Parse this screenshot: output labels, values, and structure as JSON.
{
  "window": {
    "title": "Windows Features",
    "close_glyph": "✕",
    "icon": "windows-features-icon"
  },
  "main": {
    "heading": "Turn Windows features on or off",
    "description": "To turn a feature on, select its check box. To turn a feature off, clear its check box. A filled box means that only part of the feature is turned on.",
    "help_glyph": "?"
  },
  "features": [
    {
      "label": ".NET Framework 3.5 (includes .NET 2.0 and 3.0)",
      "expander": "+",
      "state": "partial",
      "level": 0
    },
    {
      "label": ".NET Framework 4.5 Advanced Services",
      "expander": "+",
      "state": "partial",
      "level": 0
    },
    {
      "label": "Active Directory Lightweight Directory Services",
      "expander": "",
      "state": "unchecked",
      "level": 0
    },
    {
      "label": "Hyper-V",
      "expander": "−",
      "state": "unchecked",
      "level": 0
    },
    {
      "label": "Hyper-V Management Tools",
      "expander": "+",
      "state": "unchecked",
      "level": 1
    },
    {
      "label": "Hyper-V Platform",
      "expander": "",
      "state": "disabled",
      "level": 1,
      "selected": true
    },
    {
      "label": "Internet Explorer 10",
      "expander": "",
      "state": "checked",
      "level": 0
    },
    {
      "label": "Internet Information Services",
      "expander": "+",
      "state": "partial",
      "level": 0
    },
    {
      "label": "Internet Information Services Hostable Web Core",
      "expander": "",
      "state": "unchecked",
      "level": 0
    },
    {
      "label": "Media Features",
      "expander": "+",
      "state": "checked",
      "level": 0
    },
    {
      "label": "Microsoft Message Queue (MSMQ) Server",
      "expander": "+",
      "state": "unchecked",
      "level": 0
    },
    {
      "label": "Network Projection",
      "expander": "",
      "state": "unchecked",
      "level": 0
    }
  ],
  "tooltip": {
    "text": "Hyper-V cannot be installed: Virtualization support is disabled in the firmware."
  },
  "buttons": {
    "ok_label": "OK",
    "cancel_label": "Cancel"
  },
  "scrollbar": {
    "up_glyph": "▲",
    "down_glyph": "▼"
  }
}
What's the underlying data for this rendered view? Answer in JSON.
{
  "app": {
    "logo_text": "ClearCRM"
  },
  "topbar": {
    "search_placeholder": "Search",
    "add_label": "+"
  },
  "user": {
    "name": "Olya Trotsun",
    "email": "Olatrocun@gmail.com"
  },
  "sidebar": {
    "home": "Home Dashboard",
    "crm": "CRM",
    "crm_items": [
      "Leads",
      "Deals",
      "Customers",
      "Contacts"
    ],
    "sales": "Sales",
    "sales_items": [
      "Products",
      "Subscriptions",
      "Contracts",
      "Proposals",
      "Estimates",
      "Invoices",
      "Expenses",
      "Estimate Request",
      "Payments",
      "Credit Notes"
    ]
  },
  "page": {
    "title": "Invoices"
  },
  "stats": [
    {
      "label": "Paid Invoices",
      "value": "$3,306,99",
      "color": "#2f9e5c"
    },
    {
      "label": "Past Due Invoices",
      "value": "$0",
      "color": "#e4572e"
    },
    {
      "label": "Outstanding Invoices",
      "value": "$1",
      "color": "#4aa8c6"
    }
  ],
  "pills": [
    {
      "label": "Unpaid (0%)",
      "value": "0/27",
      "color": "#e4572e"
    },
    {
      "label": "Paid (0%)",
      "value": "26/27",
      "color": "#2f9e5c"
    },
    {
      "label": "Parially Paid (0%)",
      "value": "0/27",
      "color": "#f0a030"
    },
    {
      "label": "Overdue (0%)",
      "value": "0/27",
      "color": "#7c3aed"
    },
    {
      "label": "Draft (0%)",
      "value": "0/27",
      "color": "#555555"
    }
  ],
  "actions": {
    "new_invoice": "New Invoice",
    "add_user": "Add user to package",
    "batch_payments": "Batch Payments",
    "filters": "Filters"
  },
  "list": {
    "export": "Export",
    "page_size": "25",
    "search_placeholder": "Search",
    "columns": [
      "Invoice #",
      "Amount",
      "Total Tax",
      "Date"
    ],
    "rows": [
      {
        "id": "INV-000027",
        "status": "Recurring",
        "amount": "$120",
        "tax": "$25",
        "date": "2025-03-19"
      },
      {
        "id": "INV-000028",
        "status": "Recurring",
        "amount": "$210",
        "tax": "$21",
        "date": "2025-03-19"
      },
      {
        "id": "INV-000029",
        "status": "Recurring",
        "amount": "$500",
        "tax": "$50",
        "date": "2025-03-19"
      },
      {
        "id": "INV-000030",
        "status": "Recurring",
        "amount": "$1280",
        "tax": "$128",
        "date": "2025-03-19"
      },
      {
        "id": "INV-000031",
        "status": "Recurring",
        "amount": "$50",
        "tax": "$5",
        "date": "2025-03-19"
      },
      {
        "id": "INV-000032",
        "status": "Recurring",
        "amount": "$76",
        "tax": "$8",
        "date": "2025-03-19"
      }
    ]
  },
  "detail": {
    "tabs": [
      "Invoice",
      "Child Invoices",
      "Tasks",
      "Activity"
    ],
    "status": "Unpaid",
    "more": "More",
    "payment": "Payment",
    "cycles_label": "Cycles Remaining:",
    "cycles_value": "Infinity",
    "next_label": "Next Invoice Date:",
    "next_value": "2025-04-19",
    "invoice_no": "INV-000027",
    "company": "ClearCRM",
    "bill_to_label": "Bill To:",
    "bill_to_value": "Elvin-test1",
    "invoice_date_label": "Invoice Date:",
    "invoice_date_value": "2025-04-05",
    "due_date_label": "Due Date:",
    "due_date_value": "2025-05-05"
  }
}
__________
DIRECTIONS = Restate the whole listing exactly.

OUTPUT FOR THIS TASK =
Parse this screenshot: output labels, values, and structure as JSON.
{
  "window": {
    "title": "Windows Features",
    "close_glyph": "✕",
    "icon": "windows-features-icon"
  },
  "main": {
    "heading": "Turn Windows features on or off",
    "description": "To turn a feature on, select its check box. To turn a feature off, clear its check box. A filled box means that only part of the feature is turned on.",
    "help_glyph": "?"
  },
  "features": [
    {
      "label": ".NET Framework 3.5 (includes .NET 2.0 and 3.0)",
      "expander": "+",
      "state": "partial",
      "level": 0
    },
    {
      "label": ".NET Framework 4.5 Advanced Services",
      "expander": "+",
      "state": "partial",
      "level": 0
    },
    {
      "label": "Active Directory Lightweight Directory Services",
      "expander": "",
      "state": "unchecked",
      "level": 0
    },
    {
      "label": "Hyper-V",
      "expander": "−",
      "state": "unchecked",
      "level": 0
    },
    {
      "label": "Hyper-V Management Tools",
      "expander": "+",
      "state": "unchecked",
      "level": 1
    },
    {
      "label": "Hyper-V Platform",
      "expander": "",
      "state": "disabled",
      "level": 1,
      "selected": true
    },
    {
      "label": "Internet Explorer 10",
      "expander": "",
      "state": "checked",
      "level": 0
    },
    {
      "label": "Internet Information Services",
      "expander": "+",
      "state": "partial",
      "level": 0
    },
    {
      "label": "Internet Information Services Hostable Web Core",
      "expander": "",
      "state": "unchecked",
      "level": 0
    },
    {
      "label": "Media Features",
      "expander": "+",
      "state": "checked",
      "level": 0
    },
    {
      "label": "Microsoft Message Queue (MSMQ) Server",
      "expander": "+",
      "state": "unchecked",
      "level": 0
    },
    {
      "label": "Network Projection",
      "expander": "",
      "state": "unchecked",
      "level": 0
    }
  ],
  "tooltip": {
    "text": "Hyper-V cannot be installed: Virtualization support is disabled in the firmware."
  },
  "buttons": {
    "ok_label": "OK",
    "cancel_label": "Cancel"
  },
  "scrollbar": {
    "up_glyph": "▲",
    "down_glyph": "▼"
  }
}
What's the underlying data for this rendered view? Answer in JSON.
{
  "app": {
    "logo_text": "ClearCRM"
  },
  "topbar": {
    "search_placeholder": "Search",
    "add_label": "+"
  },
  "user": {
    "name": "Olya Trotsun",
    "email": "Olatrocun@gmail.com"
  },
  "sidebar": {
    "home": "Home Dashboard",
    "crm": "CRM",
    "crm_items": [
      "Leads",
      "Deals",
      "Customers",
      "Contacts"
    ],
    "sales": "Sales",
    "sales_items": [
      "Products",
      "Subscriptions",
      "Contracts",
      "Proposals",
      "Estimates",
      "Invoices",
      "Expenses",
      "Estimate Request",
      "Payments",
      "Credit Notes"
    ]
  },
  "page": {
    "title": "Invoices"
  },
  "stats": [
    {
      "label": "Paid Invoices",
      "value": "$3,306,99",
      "color": "#2f9e5c"
    },
    {
      "label": "Past Due Invoices",
      "value": "$0",
      "color": "#e4572e"
    },
    {
      "label": "Outstanding Invoices",
      "value": "$1",
      "color": "#4aa8c6"
    }
  ],
  "pills": [
    {
      "label": "Unpaid (0%)",
      "value": "0/27",
      "color": "#e4572e"
    },
    {
      "label": "Paid (0%)",
      "value": "26/27",
      "color": "#2f9e5c"
    },
    {
      "label": "Parially Paid (0%)",
      "value": "0/27",
      "color": "#f0a030"
    },
    {
      "label": "Overdue (0%)",
      "value": "0/27",
      "color": "#7c3aed"
    },
    {
      "label": "Draft (0%)",
      "value": "0/27",
      "color": "#555555"
    }
  ],
  "actions": {
    "new_invoice": "New Invoice",
    "add_user": "Add user to package",
    "batch_payments": "Batch Payments",
    "filters": "Filters"
  },
  "list": {
    "export": "Export",
    "page_size": "25",
    "search_placeholder": "Search",
    "columns": [
      "Invoice #",
      "Amount",
      "Total Tax",
      "Date"
    ],
    "rows": [
      {
        "id": "INV-000027",
        "status": "Recurring",
        "amount": "$120",
        "tax": "$25",
        "date": "2025-03-19"
      },
      {
        "id": "INV-000028",
        "status": "Recurring",
        "amount": "$210",
        "tax": "$21",
        "date": "2025-03-19"
      },
      {
        "id": "INV-000029",
        "status": "Recurring",
        "amount": "$500",
        "tax": "$50",
        "date": "2025-03-19"
      },
      {
        "id": "INV-000030",
        "status": "Recurring",
        "amount": "$1280",
        "tax": "$128",
        "date": "2025-03-19"
      },
      {
        "id": "INV-000031",
        "status": "Recurring",
        "amount": "$50",
        "tax": "$5",
        "date": "2025-03-19"
      },
      {
        "id": "INV-000032",
        "status": "Recurring",
        "amount": "$76",
        "tax": "$8",
        "date": "2025-03-19"
      }
    ]
  },
  "detail": {
    "tabs": [
      "Invoice",
      "Child Invoices",
      "Tasks",
      "Activity"
    ],
    "status": "Unpaid",
    "more": "More",
    "payment": "Payment",
    "cycles_label": "Cycles Remaining:",
    "cycles_value": "Infinity",
    "next_label": "Next Invoice Date:",
    "next_value": "2025-04-19",
    "invoice_no": "INV-000027",
    "company": "ClearCRM",
    "bill_to_label": "Bill To:",
    "bill_to_value": "Elvin-test1",
    "invoice_date_label": "Invoice Date:",
    "invoice_date_value": "2025-04-05",
    "due_date_label": "Due Date:",
    "due_date_value": "2025-05-05"
  }
}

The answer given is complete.